## WHAT TO PRODUCE
Note each line that includes the word "JSON". Copy those lines.

begin

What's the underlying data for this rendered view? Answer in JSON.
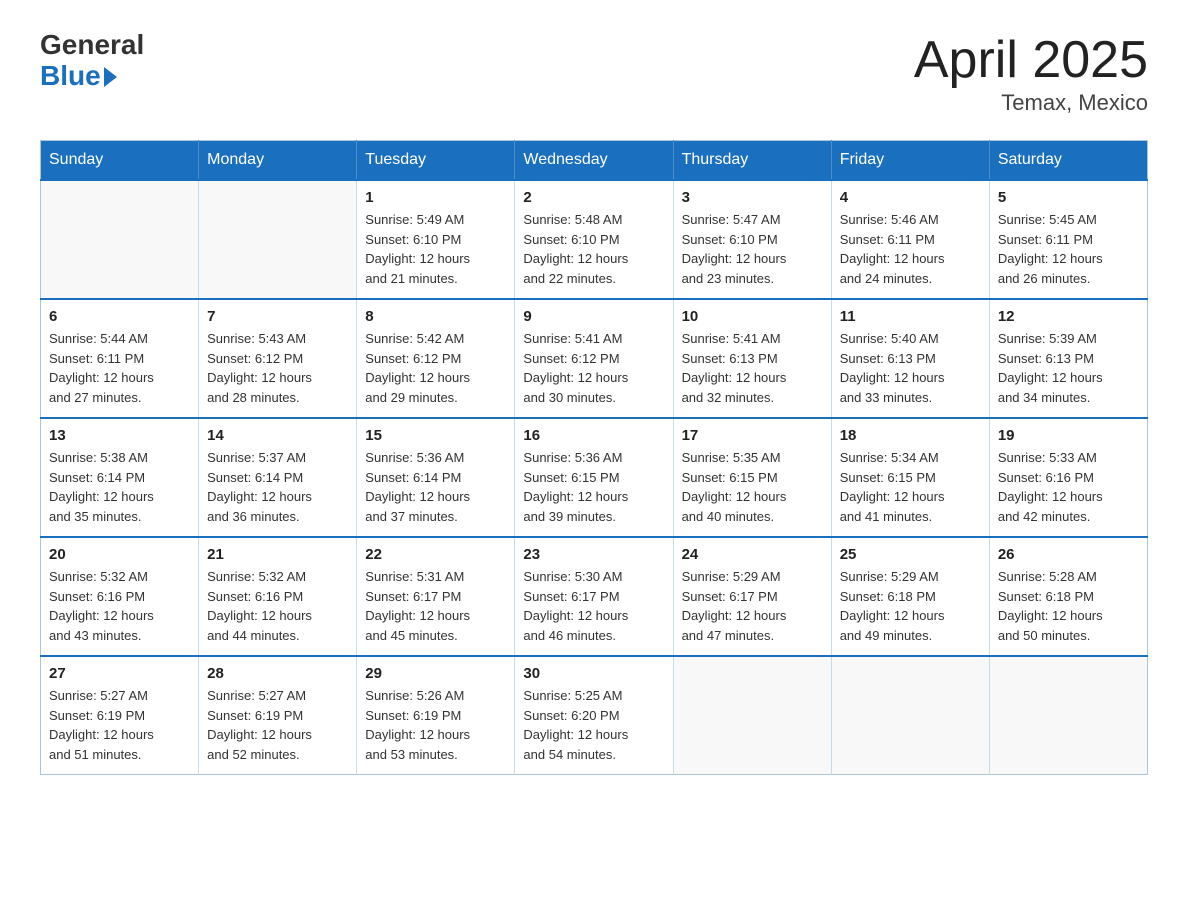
{
  "header": {
    "logo_general": "General",
    "logo_blue": "Blue",
    "title": "April 2025",
    "subtitle": "Temax, Mexico"
  },
  "calendar": {
    "days_of_week": [
      "Sunday",
      "Monday",
      "Tuesday",
      "Wednesday",
      "Thursday",
      "Friday",
      "Saturday"
    ],
    "weeks": [
      [
        {
          "day": "",
          "info": ""
        },
        {
          "day": "",
          "info": ""
        },
        {
          "day": "1",
          "info": "Sunrise: 5:49 AM\nSunset: 6:10 PM\nDaylight: 12 hours\nand 21 minutes."
        },
        {
          "day": "2",
          "info": "Sunrise: 5:48 AM\nSunset: 6:10 PM\nDaylight: 12 hours\nand 22 minutes."
        },
        {
          "day": "3",
          "info": "Sunrise: 5:47 AM\nSunset: 6:10 PM\nDaylight: 12 hours\nand 23 minutes."
        },
        {
          "day": "4",
          "info": "Sunrise: 5:46 AM\nSunset: 6:11 PM\nDaylight: 12 hours\nand 24 minutes."
        },
        {
          "day": "5",
          "info": "Sunrise: 5:45 AM\nSunset: 6:11 PM\nDaylight: 12 hours\nand 26 minutes."
        }
      ],
      [
        {
          "day": "6",
          "info": "Sunrise: 5:44 AM\nSunset: 6:11 PM\nDaylight: 12 hours\nand 27 minutes."
        },
        {
          "day": "7",
          "info": "Sunrise: 5:43 AM\nSunset: 6:12 PM\nDaylight: 12 hours\nand 28 minutes."
        },
        {
          "day": "8",
          "info": "Sunrise: 5:42 AM\nSunset: 6:12 PM\nDaylight: 12 hours\nand 29 minutes."
        },
        {
          "day": "9",
          "info": "Sunrise: 5:41 AM\nSunset: 6:12 PM\nDaylight: 12 hours\nand 30 minutes."
        },
        {
          "day": "10",
          "info": "Sunrise: 5:41 AM\nSunset: 6:13 PM\nDaylight: 12 hours\nand 32 minutes."
        },
        {
          "day": "11",
          "info": "Sunrise: 5:40 AM\nSunset: 6:13 PM\nDaylight: 12 hours\nand 33 minutes."
        },
        {
          "day": "12",
          "info": "Sunrise: 5:39 AM\nSunset: 6:13 PM\nDaylight: 12 hours\nand 34 minutes."
        }
      ],
      [
        {
          "day": "13",
          "info": "Sunrise: 5:38 AM\nSunset: 6:14 PM\nDaylight: 12 hours\nand 35 minutes."
        },
        {
          "day": "14",
          "info": "Sunrise: 5:37 AM\nSunset: 6:14 PM\nDaylight: 12 hours\nand 36 minutes."
        },
        {
          "day": "15",
          "info": "Sunrise: 5:36 AM\nSunset: 6:14 PM\nDaylight: 12 hours\nand 37 minutes."
        },
        {
          "day": "16",
          "info": "Sunrise: 5:36 AM\nSunset: 6:15 PM\nDaylight: 12 hours\nand 39 minutes."
        },
        {
          "day": "17",
          "info": "Sunrise: 5:35 AM\nSunset: 6:15 PM\nDaylight: 12 hours\nand 40 minutes."
        },
        {
          "day": "18",
          "info": "Sunrise: 5:34 AM\nSunset: 6:15 PM\nDaylight: 12 hours\nand 41 minutes."
        },
        {
          "day": "19",
          "info": "Sunrise: 5:33 AM\nSunset: 6:16 PM\nDaylight: 12 hours\nand 42 minutes."
        }
      ],
      [
        {
          "day": "20",
          "info": "Sunrise: 5:32 AM\nSunset: 6:16 PM\nDaylight: 12 hours\nand 43 minutes."
        },
        {
          "day": "21",
          "info": "Sunrise: 5:32 AM\nSunset: 6:16 PM\nDaylight: 12 hours\nand 44 minutes."
        },
        {
          "day": "22",
          "info": "Sunrise: 5:31 AM\nSunset: 6:17 PM\nDaylight: 12 hours\nand 45 minutes."
        },
        {
          "day": "23",
          "info": "Sunrise: 5:30 AM\nSunset: 6:17 PM\nDaylight: 12 hours\nand 46 minutes."
        },
        {
          "day": "24",
          "info": "Sunrise: 5:29 AM\nSunset: 6:17 PM\nDaylight: 12 hours\nand 47 minutes."
        },
        {
          "day": "25",
          "info": "Sunrise: 5:29 AM\nSunset: 6:18 PM\nDaylight: 12 hours\nand 49 minutes."
        },
        {
          "day": "26",
          "info": "Sunrise: 5:28 AM\nSunset: 6:18 PM\nDaylight: 12 hours\nand 50 minutes."
        }
      ],
      [
        {
          "day": "27",
          "info": "Sunrise: 5:27 AM\nSunset: 6:19 PM\nDaylight: 12 hours\nand 51 minutes."
        },
        {
          "day": "28",
          "info": "Sunrise: 5:27 AM\nSunset: 6:19 PM\nDaylight: 12 hours\nand 52 minutes."
        },
        {
          "day": "29",
          "info": "Sunrise: 5:26 AM\nSunset: 6:19 PM\nDaylight: 12 hours\nand 53 minutes."
        },
        {
          "day": "30",
          "info": "Sunrise: 5:25 AM\nSunset: 6:20 PM\nDaylight: 12 hours\nand 54 minutes."
        },
        {
          "day": "",
          "info": ""
        },
        {
          "day": "",
          "info": ""
        },
        {
          "day": "",
          "info": ""
        }
      ]
    ]
  }
}
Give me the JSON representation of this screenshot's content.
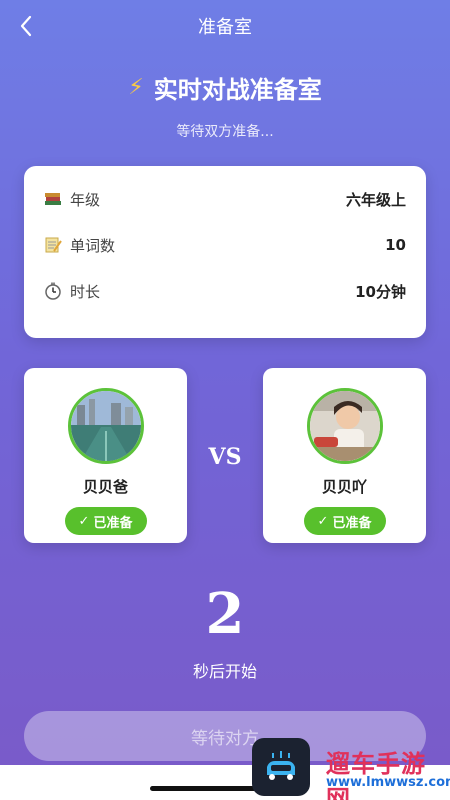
{
  "nav": {
    "title": "准备室"
  },
  "hero": {
    "title": "实时对战准备室",
    "subtitle": "等待双方准备..."
  },
  "info": [
    {
      "icon": "books-icon",
      "label": "年级",
      "value": "六年级上"
    },
    {
      "icon": "memo-icon",
      "label": "单词数",
      "value": "10"
    },
    {
      "icon": "stopwatch-icon",
      "label": "时长",
      "value": "10分钟"
    }
  ],
  "players": [
    {
      "name": "贝贝爸",
      "status": "已准备"
    },
    {
      "name": "贝贝吖",
      "status": "已准备"
    }
  ],
  "vs": "VS",
  "countdown": {
    "value": "2",
    "label": "秒后开始"
  },
  "action": {
    "label": "等待对方"
  },
  "watermark": {
    "text": "遛车手游网",
    "url": "www.lmwwsz.com"
  },
  "colors": {
    "ready": "#58c02c",
    "avatar_border": "#5cc23a",
    "watermark_red": "#e0315b",
    "watermark_blue": "#1e6fd9"
  }
}
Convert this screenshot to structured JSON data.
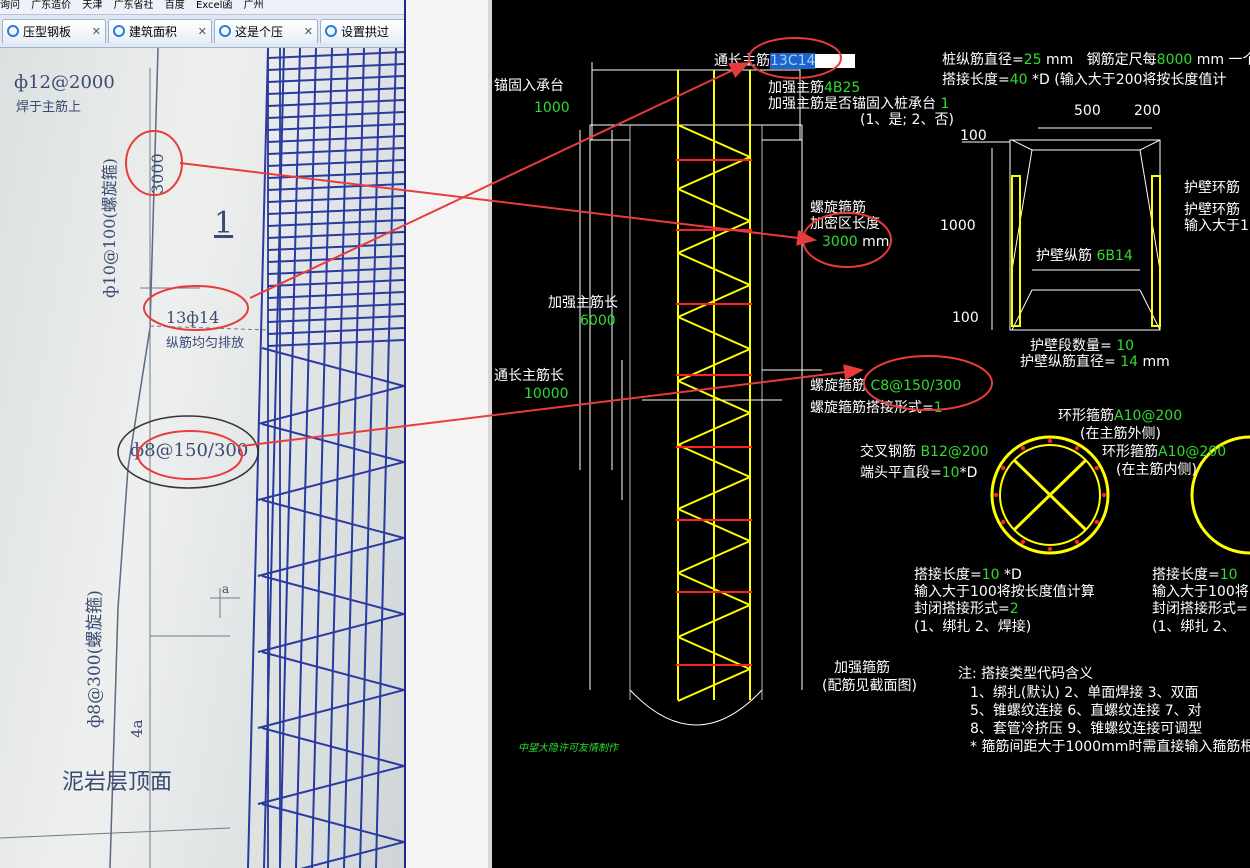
{
  "browser": {
    "favorites": [
      "询问",
      "广东造价",
      "天津",
      "广东省社",
      "百度",
      "Excel函",
      "广州"
    ],
    "tabs": [
      "压型钢板",
      "建筑面积",
      "这是个压",
      "设置拱过"
    ]
  },
  "photo": {
    "top_note": "ф12@2000",
    "top_note2": "焊于主筋上",
    "spiral_label": "ф10@100(螺旋箍)",
    "len_3000": "3000",
    "section_num": "1",
    "main_bar": "13ф14",
    "main_bar_note": "纵筋均匀排放",
    "stirrup": "ф8@150/300",
    "lower_spiral": "ф8@300(螺旋箍)",
    "dim_a": "a",
    "dim_4a": "4a",
    "bottom_text": "泥岩层顶面"
  },
  "cad": {
    "main_bar_label": "通长主筋",
    "main_bar_value": "13C14",
    "anchor_label": "锚固入承台",
    "anchor_value": "1000",
    "add_bar_label": "加强主筋",
    "add_bar_value": "4B25",
    "add_anchor_label": "加强主筋是否锚固入桩承台",
    "add_anchor_value": "1",
    "add_anchor_options": "(1、是; 2、否)",
    "pile_dia_label": "桩纵筋直径=",
    "pile_dia_value": "25",
    "mm": "mm",
    "pile_spacing_label": "钢筋定尺每",
    "pile_spacing_value": "8000",
    "pile_spacing_tail": "mm 一个",
    "lap_label": "搭接长度=",
    "lap_value": "40",
    "lap_tail": "*D (输入大于200将按长度值计",
    "spiral_label": "螺旋箍筋",
    "dense_label": "加密区长度",
    "dense_value": "3000",
    "add_len_label": "加强主筋长",
    "add_len_value": "6000",
    "total_len_label": "通长主筋长",
    "total_len_value": "10000",
    "spiral_stirrup_label": "螺旋箍筋",
    "spiral_stirrup_value": "C8@150/300",
    "spiral_lap_label": "螺旋箍筋搭接形式=",
    "spiral_lap_value": "1",
    "reinf_stirrup_label": "加强箍筋",
    "reinf_stirrup_note": "(配筋见截面图)",
    "credit": "中望大隐许可友情制作",
    "dim_500": "500",
    "dim_200": "200",
    "dim_100a": "100",
    "dim_1000": "1000",
    "dim_100b": "100",
    "wall_ring_label": "护壁环筋",
    "wall_ring_label2": "护壁环筋",
    "wall_ring_label3": "输入大于1",
    "wall_long_label": "护壁纵筋",
    "wall_long_value": "6B14",
    "wall_count_label": "护壁段数量=",
    "wall_count_value": "10",
    "wall_dia_label": "护壁纵筋直径=",
    "wall_dia_value": "14",
    "ring_outer_label": "环形箍筋",
    "ring_outer_value": "A10@200",
    "ring_outer_note": "(在主筋外侧)",
    "cross_label": "交叉钢筋",
    "cross_value": "B12@200",
    "ring_inner_label": "环形箍筋",
    "ring_inner_value": "A10@200",
    "ring_inner_note": "(在主筋内侧)",
    "end_straight_label": "端头平直段=",
    "end_straight_value": "10",
    "end_straight_tail": "*D",
    "lap2_label": "搭接长度=",
    "lap2_value": "10",
    "lap2_tail": "*D",
    "lap2_note": "输入大于100将按长度值计算",
    "close_lap_label": "封闭搭接形式=",
    "close_lap_value": "2",
    "close_lap_options": "(1、绑扎  2、焊接)",
    "lap3_label": "搭接长度=",
    "lap3_value": "10",
    "lap3_note": "输入大于100将",
    "close3_label": "封闭搭接形式=",
    "close3_options": "(1、绑扎  2、",
    "notes_title": "注: 搭接类型代码含义",
    "notes": [
      "1、绑扎(默认)    2、单面焊接    3、双面",
      "5、锥螺纹连接    6、直螺纹连接    7、对",
      "8、套管冷挤压    9、锥螺纹连接可调型",
      "* 箍筋间距大于1000mm时需直接输入箍筋根"
    ]
  },
  "colors": {
    "cad_bg": "#000000",
    "cad_text": "#ffffff",
    "cad_value": "#2fdc2f",
    "rebar_yellow": "#ffff00",
    "stirrup_red": "#ff2020",
    "annotation_red": "#e83c3c",
    "selection": "#1e63c9"
  }
}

end

## PROBLEM SOLUTION
What's the underlying data for this rendered view? Answer in JSON.
Give me the JSON representation of this screenshot's content.
Convert this screenshot to structured JSON data.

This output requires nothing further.